- _YOUR GOAL_: Copy whichever lines contain the string "федеральный".
[start]
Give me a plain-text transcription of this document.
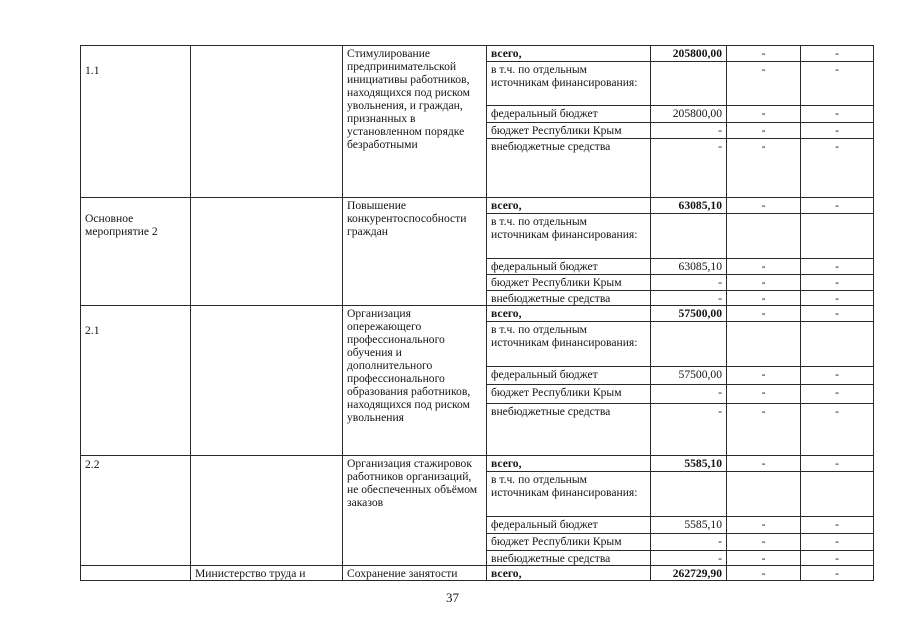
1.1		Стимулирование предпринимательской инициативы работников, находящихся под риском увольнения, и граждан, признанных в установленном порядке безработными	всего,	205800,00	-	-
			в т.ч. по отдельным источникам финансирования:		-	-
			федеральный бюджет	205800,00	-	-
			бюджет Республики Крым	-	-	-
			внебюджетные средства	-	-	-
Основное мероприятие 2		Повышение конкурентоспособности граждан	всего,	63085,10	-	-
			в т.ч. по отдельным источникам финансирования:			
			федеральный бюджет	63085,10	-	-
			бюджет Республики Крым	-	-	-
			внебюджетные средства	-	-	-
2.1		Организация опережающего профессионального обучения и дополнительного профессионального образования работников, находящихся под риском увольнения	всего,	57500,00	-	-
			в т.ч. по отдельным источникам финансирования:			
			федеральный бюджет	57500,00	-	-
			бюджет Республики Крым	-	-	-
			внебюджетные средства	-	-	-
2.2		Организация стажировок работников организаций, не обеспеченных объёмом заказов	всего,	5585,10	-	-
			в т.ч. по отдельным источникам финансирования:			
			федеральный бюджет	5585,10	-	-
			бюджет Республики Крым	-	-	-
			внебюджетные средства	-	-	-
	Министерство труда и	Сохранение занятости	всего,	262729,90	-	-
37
[end]
[start]
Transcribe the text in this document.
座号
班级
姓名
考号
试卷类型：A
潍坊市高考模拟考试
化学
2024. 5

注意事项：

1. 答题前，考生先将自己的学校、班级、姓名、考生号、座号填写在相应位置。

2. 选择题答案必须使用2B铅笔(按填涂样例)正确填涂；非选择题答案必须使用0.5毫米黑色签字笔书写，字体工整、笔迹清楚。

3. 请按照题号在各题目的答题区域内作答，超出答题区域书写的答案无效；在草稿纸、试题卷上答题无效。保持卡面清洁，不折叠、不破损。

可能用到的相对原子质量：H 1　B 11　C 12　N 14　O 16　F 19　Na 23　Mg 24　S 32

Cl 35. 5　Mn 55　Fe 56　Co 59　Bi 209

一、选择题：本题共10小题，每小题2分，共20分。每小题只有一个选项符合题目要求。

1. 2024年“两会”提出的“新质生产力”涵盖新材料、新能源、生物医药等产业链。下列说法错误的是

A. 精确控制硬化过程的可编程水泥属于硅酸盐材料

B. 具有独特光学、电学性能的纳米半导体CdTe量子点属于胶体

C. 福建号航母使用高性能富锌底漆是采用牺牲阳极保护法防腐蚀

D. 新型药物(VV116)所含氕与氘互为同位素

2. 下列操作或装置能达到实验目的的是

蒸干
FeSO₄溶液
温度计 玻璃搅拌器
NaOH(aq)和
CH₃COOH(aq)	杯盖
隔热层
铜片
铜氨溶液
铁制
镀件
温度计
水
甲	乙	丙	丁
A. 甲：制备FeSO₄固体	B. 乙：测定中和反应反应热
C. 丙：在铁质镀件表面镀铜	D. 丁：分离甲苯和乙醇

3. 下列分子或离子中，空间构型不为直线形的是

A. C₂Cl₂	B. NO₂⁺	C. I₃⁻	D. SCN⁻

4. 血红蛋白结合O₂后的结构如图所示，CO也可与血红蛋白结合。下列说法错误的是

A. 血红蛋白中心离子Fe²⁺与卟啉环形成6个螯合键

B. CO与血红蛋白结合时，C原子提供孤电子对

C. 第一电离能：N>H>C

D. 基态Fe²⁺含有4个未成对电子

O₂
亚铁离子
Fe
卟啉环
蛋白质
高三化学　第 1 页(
[end]
- _SOLUTION TO THE EXERCISE_:
			федеральный бюджет	205800,00	-	-
			федеральный бюджет	63085,10	-	-
			федеральный бюджет	57500,00	-	-
			федеральный бюджет	5585,10	-	-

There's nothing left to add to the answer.